[Items from a figure collection]
=====

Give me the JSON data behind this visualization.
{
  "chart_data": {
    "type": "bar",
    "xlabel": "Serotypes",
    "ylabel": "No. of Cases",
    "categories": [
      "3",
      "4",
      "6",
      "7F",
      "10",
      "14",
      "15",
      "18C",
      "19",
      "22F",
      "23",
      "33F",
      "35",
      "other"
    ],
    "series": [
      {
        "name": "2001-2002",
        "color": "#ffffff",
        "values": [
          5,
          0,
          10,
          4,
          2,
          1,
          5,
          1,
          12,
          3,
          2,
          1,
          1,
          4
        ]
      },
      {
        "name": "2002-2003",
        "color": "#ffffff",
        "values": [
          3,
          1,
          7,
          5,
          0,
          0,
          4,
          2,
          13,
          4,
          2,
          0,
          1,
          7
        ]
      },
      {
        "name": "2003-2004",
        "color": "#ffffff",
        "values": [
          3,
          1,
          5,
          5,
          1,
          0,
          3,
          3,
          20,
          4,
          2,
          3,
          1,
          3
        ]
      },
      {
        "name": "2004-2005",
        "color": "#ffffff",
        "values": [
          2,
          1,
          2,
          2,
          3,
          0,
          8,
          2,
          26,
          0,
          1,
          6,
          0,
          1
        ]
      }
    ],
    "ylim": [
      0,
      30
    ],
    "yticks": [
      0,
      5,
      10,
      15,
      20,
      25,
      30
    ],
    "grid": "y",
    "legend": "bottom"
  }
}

=====

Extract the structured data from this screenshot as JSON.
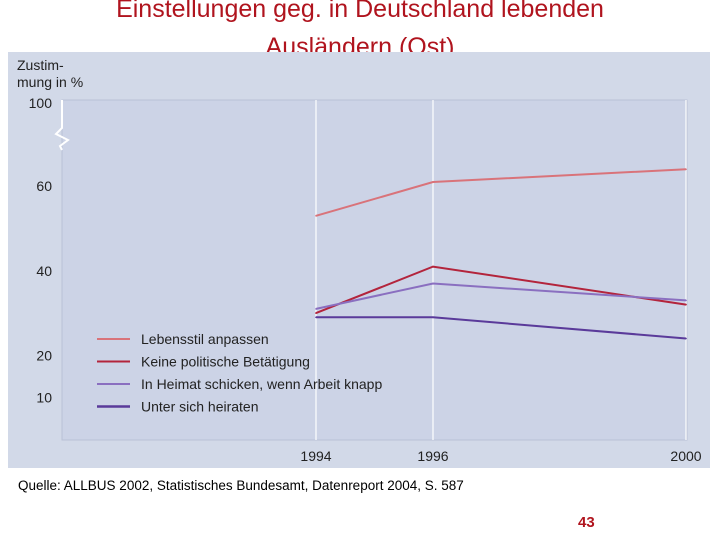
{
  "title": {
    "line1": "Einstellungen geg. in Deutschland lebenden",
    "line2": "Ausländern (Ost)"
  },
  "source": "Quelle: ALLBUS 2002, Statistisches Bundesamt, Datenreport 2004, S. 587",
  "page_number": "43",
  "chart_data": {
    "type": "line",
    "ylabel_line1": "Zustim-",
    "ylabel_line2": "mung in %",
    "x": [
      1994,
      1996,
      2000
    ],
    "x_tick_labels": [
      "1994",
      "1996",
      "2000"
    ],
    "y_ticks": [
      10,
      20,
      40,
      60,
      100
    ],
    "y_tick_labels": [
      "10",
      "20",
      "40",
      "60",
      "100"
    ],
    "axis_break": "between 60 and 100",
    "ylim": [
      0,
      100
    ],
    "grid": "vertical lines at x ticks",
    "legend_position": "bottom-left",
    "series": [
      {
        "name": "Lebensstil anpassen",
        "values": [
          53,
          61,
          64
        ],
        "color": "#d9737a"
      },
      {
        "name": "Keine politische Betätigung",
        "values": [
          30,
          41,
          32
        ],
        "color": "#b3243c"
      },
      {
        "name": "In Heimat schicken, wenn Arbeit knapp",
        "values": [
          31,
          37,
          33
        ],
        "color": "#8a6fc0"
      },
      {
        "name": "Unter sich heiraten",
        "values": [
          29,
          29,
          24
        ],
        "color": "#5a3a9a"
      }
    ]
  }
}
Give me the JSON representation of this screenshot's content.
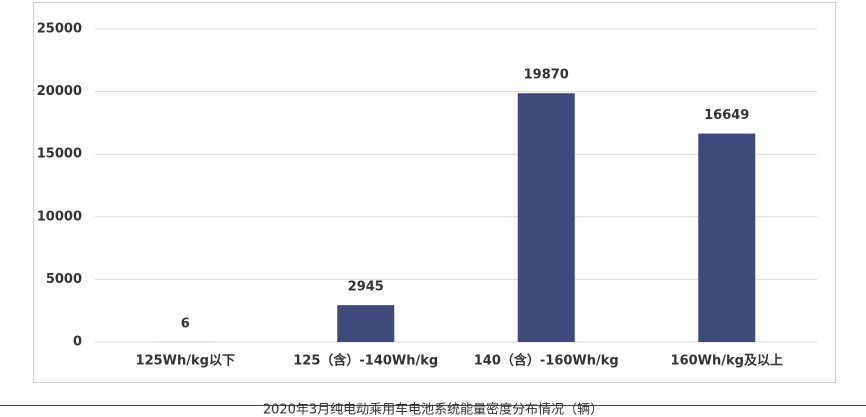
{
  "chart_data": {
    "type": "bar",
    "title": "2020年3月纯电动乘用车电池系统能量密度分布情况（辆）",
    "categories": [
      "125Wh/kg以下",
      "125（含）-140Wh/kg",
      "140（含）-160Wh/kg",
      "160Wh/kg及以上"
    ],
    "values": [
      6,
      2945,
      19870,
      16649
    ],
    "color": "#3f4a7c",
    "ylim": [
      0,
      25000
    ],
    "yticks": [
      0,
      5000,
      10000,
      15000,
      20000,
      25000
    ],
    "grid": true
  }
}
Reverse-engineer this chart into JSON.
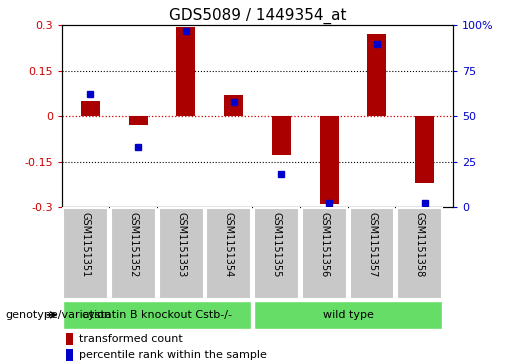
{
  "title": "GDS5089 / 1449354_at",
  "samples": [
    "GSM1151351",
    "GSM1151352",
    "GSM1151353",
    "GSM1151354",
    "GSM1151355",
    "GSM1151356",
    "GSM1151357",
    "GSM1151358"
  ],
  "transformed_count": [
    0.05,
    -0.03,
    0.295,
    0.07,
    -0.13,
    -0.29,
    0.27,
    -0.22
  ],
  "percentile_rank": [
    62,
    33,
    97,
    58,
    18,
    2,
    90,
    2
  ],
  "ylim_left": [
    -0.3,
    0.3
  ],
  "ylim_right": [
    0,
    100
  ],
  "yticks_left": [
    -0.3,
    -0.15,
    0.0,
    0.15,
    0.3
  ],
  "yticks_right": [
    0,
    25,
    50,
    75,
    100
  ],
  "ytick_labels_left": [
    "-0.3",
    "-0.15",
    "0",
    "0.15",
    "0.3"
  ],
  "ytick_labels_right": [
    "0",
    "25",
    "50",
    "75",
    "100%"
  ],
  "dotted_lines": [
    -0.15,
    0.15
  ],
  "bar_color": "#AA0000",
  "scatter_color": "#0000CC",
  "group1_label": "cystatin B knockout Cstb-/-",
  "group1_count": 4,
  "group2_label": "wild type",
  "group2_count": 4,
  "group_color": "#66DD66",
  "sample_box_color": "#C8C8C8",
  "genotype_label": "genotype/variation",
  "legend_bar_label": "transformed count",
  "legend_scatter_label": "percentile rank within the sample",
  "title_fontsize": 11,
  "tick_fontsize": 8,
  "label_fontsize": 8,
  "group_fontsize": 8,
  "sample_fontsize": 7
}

=====

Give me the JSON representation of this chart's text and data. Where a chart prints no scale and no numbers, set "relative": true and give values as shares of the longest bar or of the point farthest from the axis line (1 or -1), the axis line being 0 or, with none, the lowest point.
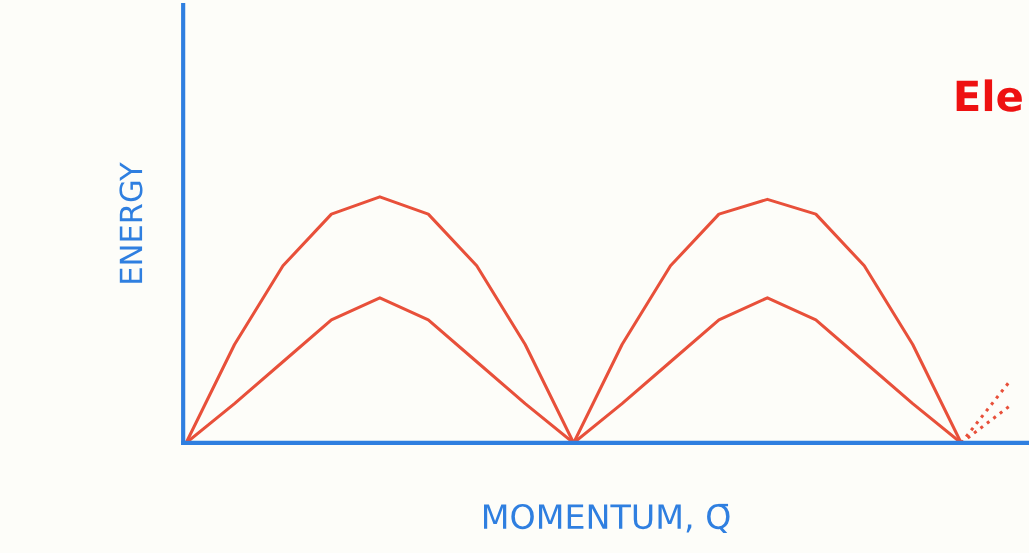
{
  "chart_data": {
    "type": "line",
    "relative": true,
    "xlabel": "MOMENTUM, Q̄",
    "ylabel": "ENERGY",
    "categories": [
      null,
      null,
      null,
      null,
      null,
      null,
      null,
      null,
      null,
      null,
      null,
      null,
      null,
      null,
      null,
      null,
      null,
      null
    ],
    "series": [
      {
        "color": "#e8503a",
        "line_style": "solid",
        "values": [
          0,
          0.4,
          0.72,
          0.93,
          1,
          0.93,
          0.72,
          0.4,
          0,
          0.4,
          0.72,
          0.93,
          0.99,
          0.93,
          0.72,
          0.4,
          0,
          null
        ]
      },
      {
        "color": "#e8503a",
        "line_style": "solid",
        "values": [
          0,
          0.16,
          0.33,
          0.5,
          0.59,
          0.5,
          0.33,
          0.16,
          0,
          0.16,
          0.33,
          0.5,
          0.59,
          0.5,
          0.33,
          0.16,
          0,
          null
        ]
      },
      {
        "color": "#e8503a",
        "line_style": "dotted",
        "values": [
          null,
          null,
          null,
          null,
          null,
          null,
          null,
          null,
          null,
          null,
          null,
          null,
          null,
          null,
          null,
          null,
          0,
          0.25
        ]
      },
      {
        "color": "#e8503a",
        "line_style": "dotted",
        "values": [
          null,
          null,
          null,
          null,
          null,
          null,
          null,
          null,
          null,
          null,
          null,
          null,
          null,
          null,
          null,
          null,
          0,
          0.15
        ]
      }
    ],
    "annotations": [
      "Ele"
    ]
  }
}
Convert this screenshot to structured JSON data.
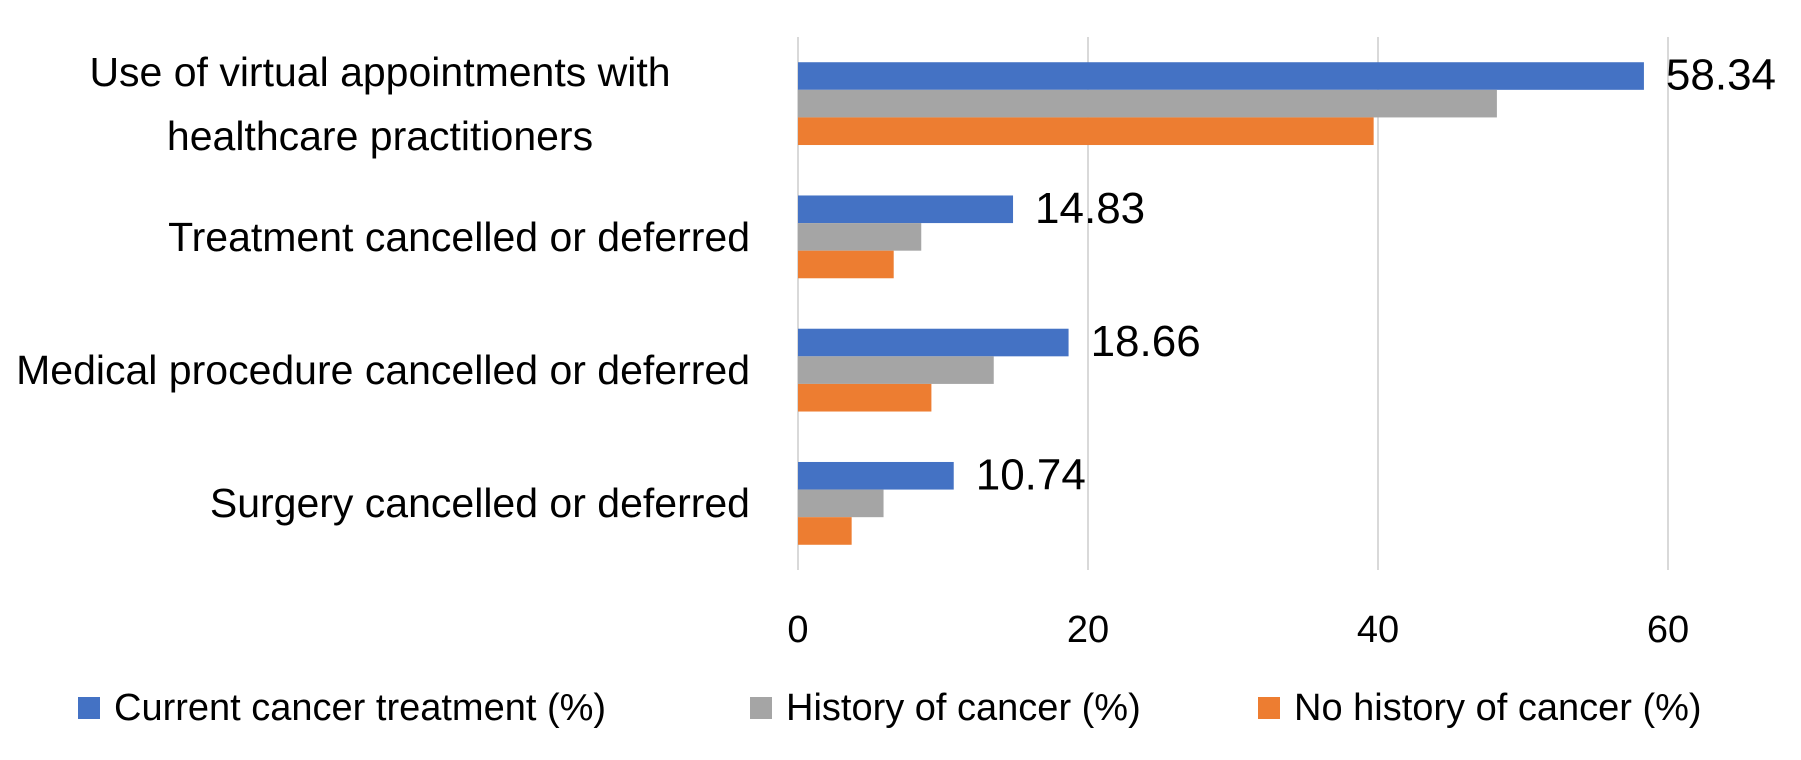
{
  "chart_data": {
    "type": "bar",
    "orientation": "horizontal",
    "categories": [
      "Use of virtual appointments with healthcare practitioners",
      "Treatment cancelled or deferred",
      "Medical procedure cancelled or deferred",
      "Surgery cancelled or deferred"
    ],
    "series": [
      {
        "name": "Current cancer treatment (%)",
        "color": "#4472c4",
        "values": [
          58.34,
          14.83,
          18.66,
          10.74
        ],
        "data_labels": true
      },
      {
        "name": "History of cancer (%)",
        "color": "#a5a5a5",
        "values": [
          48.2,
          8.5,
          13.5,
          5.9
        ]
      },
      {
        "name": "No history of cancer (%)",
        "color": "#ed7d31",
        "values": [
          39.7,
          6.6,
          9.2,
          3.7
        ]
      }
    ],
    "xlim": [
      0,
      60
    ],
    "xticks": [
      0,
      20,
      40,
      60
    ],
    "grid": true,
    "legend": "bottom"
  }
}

=====

Look through the records and gather each line with the word "representation".

:: SOLUTION TO THIS EXERCISE ::
Give me the JSON representation of this screenshot's content.
Give me the JSON representation of this chart's text and data. Where a chart prints no scale and no numbers, set "relative": true and give values as shares of the longest bar or of the point farthest from the axis line (1 or -1), the axis line being 0 or, with none, the lowest point.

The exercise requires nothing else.